***** The input *****

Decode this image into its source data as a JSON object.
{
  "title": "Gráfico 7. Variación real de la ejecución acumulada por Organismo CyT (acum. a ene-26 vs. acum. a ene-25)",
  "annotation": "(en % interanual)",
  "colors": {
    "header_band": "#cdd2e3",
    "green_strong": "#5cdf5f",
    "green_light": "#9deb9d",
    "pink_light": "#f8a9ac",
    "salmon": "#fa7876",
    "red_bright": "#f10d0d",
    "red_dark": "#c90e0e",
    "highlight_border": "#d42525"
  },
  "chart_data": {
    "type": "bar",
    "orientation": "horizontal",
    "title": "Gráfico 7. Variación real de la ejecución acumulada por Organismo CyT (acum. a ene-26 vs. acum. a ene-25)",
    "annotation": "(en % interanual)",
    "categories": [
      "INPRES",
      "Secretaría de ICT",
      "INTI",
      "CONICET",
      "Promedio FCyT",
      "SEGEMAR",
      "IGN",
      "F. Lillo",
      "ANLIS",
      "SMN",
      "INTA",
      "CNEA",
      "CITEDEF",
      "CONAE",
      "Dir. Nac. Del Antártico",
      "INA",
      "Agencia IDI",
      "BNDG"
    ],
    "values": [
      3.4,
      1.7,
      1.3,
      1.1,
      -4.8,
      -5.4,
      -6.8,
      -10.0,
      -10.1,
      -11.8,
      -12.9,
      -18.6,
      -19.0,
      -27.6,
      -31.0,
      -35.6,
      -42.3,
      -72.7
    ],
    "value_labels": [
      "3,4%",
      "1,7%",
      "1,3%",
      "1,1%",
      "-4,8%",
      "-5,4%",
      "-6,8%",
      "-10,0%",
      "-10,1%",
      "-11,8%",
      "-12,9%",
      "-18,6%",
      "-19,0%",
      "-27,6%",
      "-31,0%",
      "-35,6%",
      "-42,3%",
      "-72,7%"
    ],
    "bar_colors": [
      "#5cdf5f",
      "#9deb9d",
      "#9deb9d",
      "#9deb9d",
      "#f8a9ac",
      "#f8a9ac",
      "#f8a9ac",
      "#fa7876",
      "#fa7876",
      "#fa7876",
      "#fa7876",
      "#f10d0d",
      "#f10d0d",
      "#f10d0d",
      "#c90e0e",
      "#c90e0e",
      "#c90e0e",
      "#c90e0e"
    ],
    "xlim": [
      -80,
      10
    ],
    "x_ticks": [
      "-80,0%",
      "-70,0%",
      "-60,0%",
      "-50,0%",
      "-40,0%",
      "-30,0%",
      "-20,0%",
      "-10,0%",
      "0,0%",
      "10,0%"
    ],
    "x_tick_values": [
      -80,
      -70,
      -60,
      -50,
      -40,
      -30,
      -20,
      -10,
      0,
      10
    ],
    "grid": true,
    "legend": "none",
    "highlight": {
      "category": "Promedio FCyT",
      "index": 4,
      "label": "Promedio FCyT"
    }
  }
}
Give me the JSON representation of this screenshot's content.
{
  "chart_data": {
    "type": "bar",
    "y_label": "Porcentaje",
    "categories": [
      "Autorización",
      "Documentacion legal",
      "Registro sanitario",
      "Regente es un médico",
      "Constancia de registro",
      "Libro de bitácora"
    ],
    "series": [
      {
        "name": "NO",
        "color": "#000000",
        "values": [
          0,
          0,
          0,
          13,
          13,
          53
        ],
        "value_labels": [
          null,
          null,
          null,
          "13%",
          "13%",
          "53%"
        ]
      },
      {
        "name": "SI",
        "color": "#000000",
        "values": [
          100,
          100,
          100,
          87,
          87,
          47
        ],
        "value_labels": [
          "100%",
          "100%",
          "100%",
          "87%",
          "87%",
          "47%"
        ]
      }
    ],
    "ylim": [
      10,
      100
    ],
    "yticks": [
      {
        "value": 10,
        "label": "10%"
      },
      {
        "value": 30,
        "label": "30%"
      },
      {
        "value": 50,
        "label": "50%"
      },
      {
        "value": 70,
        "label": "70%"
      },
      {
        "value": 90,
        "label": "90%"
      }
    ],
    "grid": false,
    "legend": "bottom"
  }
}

*****

**Your task:**
Scan the material for lines with the word "FCyT", and copy each line you find.

**Written answer:**
      "Promedio FCyT",
      "category": "Promedio FCyT",
      "label": "Promedio FCyT"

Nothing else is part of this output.